— Begin —

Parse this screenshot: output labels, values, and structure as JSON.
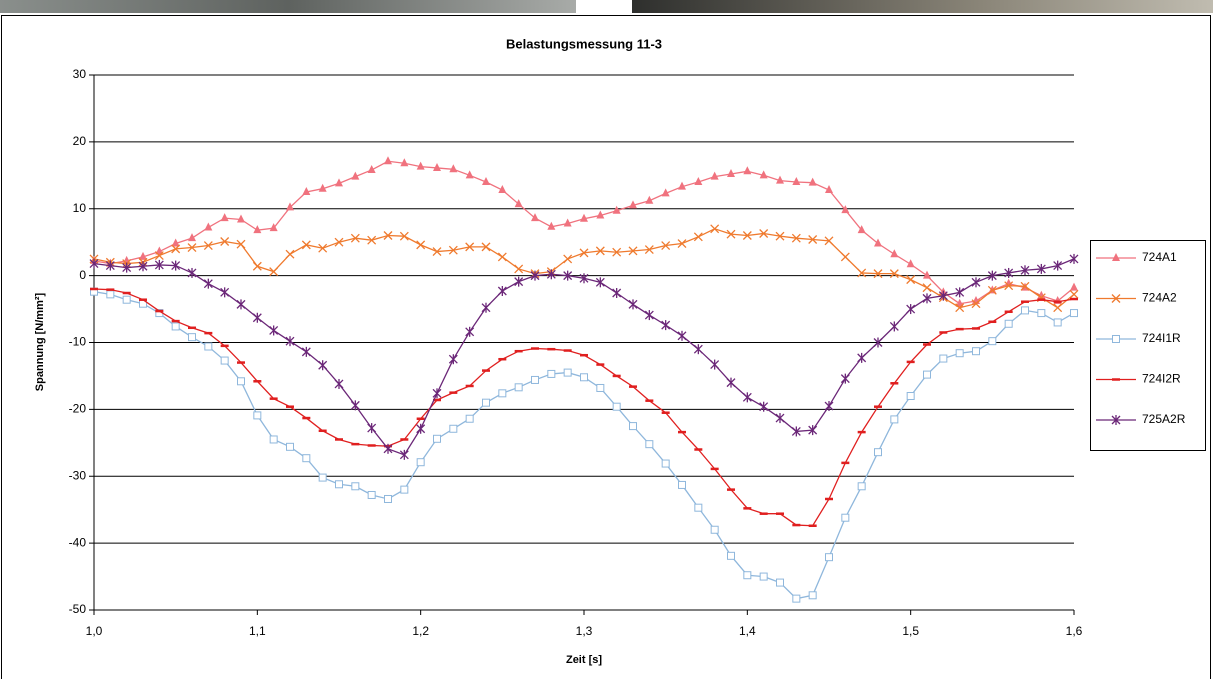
{
  "chart_data": {
    "type": "line",
    "title": "Belastungsmessung 11-3",
    "x_label": "Zeit [s]",
    "y_label": "Spannung [N/mm²]",
    "x": [
      1.0,
      1.01,
      1.02,
      1.03,
      1.04,
      1.05,
      1.06,
      1.07,
      1.08,
      1.09,
      1.1,
      1.11,
      1.12,
      1.13,
      1.14,
      1.15,
      1.16,
      1.17,
      1.18,
      1.19,
      1.2,
      1.21,
      1.22,
      1.23,
      1.24,
      1.25,
      1.26,
      1.27,
      1.28,
      1.29,
      1.3,
      1.31,
      1.32,
      1.33,
      1.34,
      1.35,
      1.36,
      1.37,
      1.38,
      1.39,
      1.4,
      1.41,
      1.42,
      1.43,
      1.44,
      1.45,
      1.46,
      1.47,
      1.48,
      1.49,
      1.5,
      1.51,
      1.52,
      1.53,
      1.54,
      1.55,
      1.56,
      1.57,
      1.58,
      1.59,
      1.6
    ],
    "xlim": [
      1.0,
      1.6
    ],
    "xticks": [
      {
        "value": 1.0,
        "label": "1,0"
      },
      {
        "value": 1.1,
        "label": "1,1"
      },
      {
        "value": 1.2,
        "label": "1,2"
      },
      {
        "value": 1.3,
        "label": "1,3"
      },
      {
        "value": 1.4,
        "label": "1,4"
      },
      {
        "value": 1.5,
        "label": "1,5"
      },
      {
        "value": 1.6,
        "label": "1,6"
      }
    ],
    "ylim": [
      -50,
      30
    ],
    "yticks": [
      -50,
      -40,
      -30,
      -20,
      -10,
      0,
      10,
      20,
      30
    ],
    "grid": true,
    "legend": "right",
    "series": [
      {
        "name": "724A1",
        "color": "#f0727e",
        "marker": "triangle",
        "values": [
          2.2,
          1.8,
          2.2,
          2.8,
          3.6,
          4.8,
          5.6,
          7.2,
          8.6,
          8.4,
          6.8,
          7.1,
          10.2,
          12.5,
          13.0,
          13.8,
          14.8,
          15.8,
          17.1,
          16.8,
          16.3,
          16.1,
          15.9,
          15.0,
          14.0,
          12.8,
          10.7,
          8.6,
          7.3,
          7.8,
          8.5,
          9.0,
          9.7,
          10.5,
          11.2,
          12.3,
          13.3,
          14.0,
          14.8,
          15.2,
          15.6,
          15.0,
          14.2,
          14.0,
          13.9,
          12.8,
          9.8,
          6.8,
          4.8,
          3.2,
          1.7,
          0.0,
          -2.5,
          -4.2,
          -3.8,
          -2.2,
          -1.2,
          -1.8,
          -3.0,
          -3.8,
          -1.8
        ]
      },
      {
        "name": "724A2",
        "color": "#ef7a2e",
        "marker": "x",
        "values": [
          2.5,
          2.0,
          1.8,
          2.0,
          3.0,
          4.0,
          4.2,
          4.5,
          5.1,
          4.7,
          1.4,
          0.6,
          3.2,
          4.6,
          4.1,
          5.0,
          5.6,
          5.3,
          6.0,
          5.9,
          4.6,
          3.6,
          3.8,
          4.3,
          4.3,
          2.8,
          1.0,
          0.3,
          0.6,
          2.5,
          3.4,
          3.7,
          3.5,
          3.7,
          3.9,
          4.5,
          4.8,
          5.8,
          7.0,
          6.2,
          6.0,
          6.3,
          5.9,
          5.6,
          5.4,
          5.2,
          2.8,
          0.4,
          0.3,
          0.3,
          -0.6,
          -1.8,
          -3.3,
          -4.8,
          -4.2,
          -2.2,
          -1.5,
          -1.6,
          -3.3,
          -4.8,
          -2.8
        ]
      },
      {
        "name": "724I1R",
        "color": "#8fb7dc",
        "marker": "square",
        "values": [
          -2.4,
          -2.8,
          -3.6,
          -4.2,
          -5.6,
          -7.6,
          -9.2,
          -10.6,
          -12.7,
          -15.8,
          -20.9,
          -24.5,
          -25.6,
          -27.3,
          -30.2,
          -31.2,
          -31.5,
          -32.8,
          -33.4,
          -32.0,
          -27.9,
          -24.4,
          -22.9,
          -21.4,
          -19.0,
          -17.6,
          -16.7,
          -15.6,
          -14.7,
          -14.5,
          -15.2,
          -16.8,
          -19.6,
          -22.5,
          -25.2,
          -28.1,
          -31.3,
          -34.7,
          -38.0,
          -41.9,
          -44.8,
          -45.0,
          -45.9,
          -48.3,
          -47.8,
          -42.1,
          -36.2,
          -31.5,
          -26.4,
          -21.5,
          -18.0,
          -14.8,
          -12.4,
          -11.6,
          -11.3,
          -9.8,
          -7.2,
          -5.2,
          -5.6,
          -7.0,
          -5.6
        ]
      },
      {
        "name": "724I2R",
        "color": "#e01f1f",
        "marker": "dash",
        "values": [
          -2.0,
          -2.1,
          -2.6,
          -3.6,
          -5.3,
          -6.8,
          -7.8,
          -8.6,
          -10.5,
          -13.0,
          -15.8,
          -18.4,
          -19.6,
          -21.3,
          -23.2,
          -24.5,
          -25.2,
          -25.4,
          -25.5,
          -24.5,
          -21.4,
          -18.6,
          -17.5,
          -16.5,
          -14.2,
          -12.5,
          -11.3,
          -10.9,
          -11.0,
          -11.2,
          -11.9,
          -13.3,
          -15.0,
          -16.6,
          -18.7,
          -20.5,
          -23.4,
          -26.0,
          -28.9,
          -32.0,
          -34.8,
          -35.6,
          -35.6,
          -37.3,
          -37.4,
          -33.4,
          -28.0,
          -23.4,
          -19.6,
          -16.1,
          -12.9,
          -10.3,
          -8.5,
          -8.0,
          -7.9,
          -6.9,
          -5.4,
          -3.9,
          -3.6,
          -3.9,
          -3.5
        ]
      },
      {
        "name": "725A2R",
        "color": "#6b2778",
        "marker": "asterisk",
        "values": [
          1.8,
          1.5,
          1.2,
          1.4,
          1.6,
          1.5,
          0.4,
          -1.2,
          -2.5,
          -4.3,
          -6.3,
          -8.2,
          -9.8,
          -11.4,
          -13.4,
          -16.2,
          -19.4,
          -22.8,
          -25.9,
          -26.8,
          -22.9,
          -17.6,
          -12.5,
          -8.4,
          -4.8,
          -2.3,
          -0.9,
          0.0,
          0.2,
          0.0,
          -0.4,
          -1.0,
          -2.6,
          -4.3,
          -5.9,
          -7.4,
          -9.0,
          -11.0,
          -13.3,
          -16.0,
          -18.2,
          -19.6,
          -21.3,
          -23.3,
          -23.1,
          -19.5,
          -15.4,
          -12.3,
          -10.0,
          -7.6,
          -5.0,
          -3.4,
          -3.0,
          -2.5,
          -1.0,
          0.0,
          0.4,
          0.8,
          1.0,
          1.5,
          2.5
        ]
      }
    ]
  }
}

— End —

> _Task statement_: Show the lines of the records that include the string "color".

> _Exercise response_:
        "color": "#f0727e",
        "color": "#ef7a2e",
        "color": "#8fb7dc",
        "color": "#e01f1f",
        "color": "#6b2778",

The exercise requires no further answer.